++++ DATA TO USE

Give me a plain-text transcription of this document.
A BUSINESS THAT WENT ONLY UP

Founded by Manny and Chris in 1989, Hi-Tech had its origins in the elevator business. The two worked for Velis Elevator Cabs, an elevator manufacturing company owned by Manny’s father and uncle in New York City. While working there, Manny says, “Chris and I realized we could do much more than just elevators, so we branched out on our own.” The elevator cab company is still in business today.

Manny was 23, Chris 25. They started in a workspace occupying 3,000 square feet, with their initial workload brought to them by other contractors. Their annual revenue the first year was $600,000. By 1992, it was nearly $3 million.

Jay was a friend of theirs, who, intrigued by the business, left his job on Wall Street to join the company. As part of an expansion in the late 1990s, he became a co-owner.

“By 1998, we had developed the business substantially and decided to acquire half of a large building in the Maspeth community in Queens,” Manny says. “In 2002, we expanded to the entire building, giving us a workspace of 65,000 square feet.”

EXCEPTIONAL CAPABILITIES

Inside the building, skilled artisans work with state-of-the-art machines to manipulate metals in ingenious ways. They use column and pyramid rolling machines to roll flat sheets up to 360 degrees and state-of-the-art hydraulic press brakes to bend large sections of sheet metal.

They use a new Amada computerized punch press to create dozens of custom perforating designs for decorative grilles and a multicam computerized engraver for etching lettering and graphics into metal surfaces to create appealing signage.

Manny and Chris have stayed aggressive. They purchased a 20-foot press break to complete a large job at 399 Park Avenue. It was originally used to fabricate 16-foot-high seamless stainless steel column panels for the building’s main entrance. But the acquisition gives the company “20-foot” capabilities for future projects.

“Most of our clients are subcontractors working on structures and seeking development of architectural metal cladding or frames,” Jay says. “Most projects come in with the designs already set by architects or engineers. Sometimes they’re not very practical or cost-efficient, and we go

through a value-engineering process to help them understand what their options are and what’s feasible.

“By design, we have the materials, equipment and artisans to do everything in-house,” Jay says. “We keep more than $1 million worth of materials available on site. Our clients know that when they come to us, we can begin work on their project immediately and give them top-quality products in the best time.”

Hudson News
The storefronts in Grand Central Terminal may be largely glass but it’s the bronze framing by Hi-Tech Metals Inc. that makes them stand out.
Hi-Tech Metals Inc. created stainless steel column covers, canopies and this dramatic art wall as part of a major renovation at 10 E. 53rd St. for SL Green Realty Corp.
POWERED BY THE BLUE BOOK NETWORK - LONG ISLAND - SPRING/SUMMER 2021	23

++++++++

AIM – Word for word, restate all of the data shown above.

ANSWER TO THIS EXERCISE –
Give me a plain-text transcription of this document.
A BUSINESS THAT WENT ONLY UP

Founded by Manny and Chris in 1989, Hi-Tech had its origins in the elevator business. The two worked for Velis Elevator Cabs, an elevator manufacturing company owned by Manny’s father and uncle in New York City. While working there, Manny says, “Chris and I realized we could do much more than just elevators, so we branched out on our own.” The elevator cab company is still in business today.

Manny was 23, Chris 25. They started in a workspace occupying 3,000 square feet, with their initial workload brought to them by other contractors. Their annual revenue the first year was $600,000. By 1992, it was nearly $3 million.

Jay was a friend of theirs, who, intrigued by the business, left his job on Wall Street to join the company. As part of an expansion in the late 1990s, he became a co-owner.

“By 1998, we had developed the business substantially and decided to acquire half of a large building in the Maspeth community in Queens,” Manny says. “In 2002, we expanded to the entire building, giving us a workspace of 65,000 square feet.”

EXCEPTIONAL CAPABILITIES

Inside the building, skilled artisans work with state-of-the-art machines to manipulate metals in ingenious ways. They use column and pyramid rolling machines to roll flat sheets up to 360 degrees and state-of-the-art hydraulic press brakes to bend large sections of sheet metal.

They use a new Amada computerized punch press to create dozens of custom perforating designs for decorative grilles and a multicam computerized engraver for etching lettering and graphics into metal surfaces to create appealing signage.

Manny and Chris have stayed aggressive. They purchased a 20-foot press break to complete a large job at 399 Park Avenue. It was originally used to fabricate 16-foot-high seamless stainless steel column panels for the building’s main entrance. But the acquisition gives the company “20-foot” capabilities for future projects.

“Most of our clients are subcontractors working on structures and seeking development of architectural metal cladding or frames,” Jay says. “Most projects come in with the designs already set by architects or engineers. Sometimes they’re not very practical or cost-efficient, and we go

through a value-engineering process to help them understand what their options are and what’s feasible.

“By design, we have the materials, equipment and artisans to do everything in-house,” Jay says. “We keep more than $1 million worth of materials available on site. Our clients know that when they come to us, we can begin work on their project immediately and give them top-quality products in the best time.”

Hudson News
The storefronts in Grand Central Terminal may be largely glass but it’s the bronze framing by Hi-Tech Metals Inc. that makes them stand out.
Hi-Tech Metals Inc. created stainless steel column covers, canopies and this dramatic art wall as part of a major renovation at 10 E. 53rd St. for SL Green Realty Corp.
POWERED BY THE BLUE BOOK NETWORK - LONG ISLAND - SPRING/SUMMER 2021	23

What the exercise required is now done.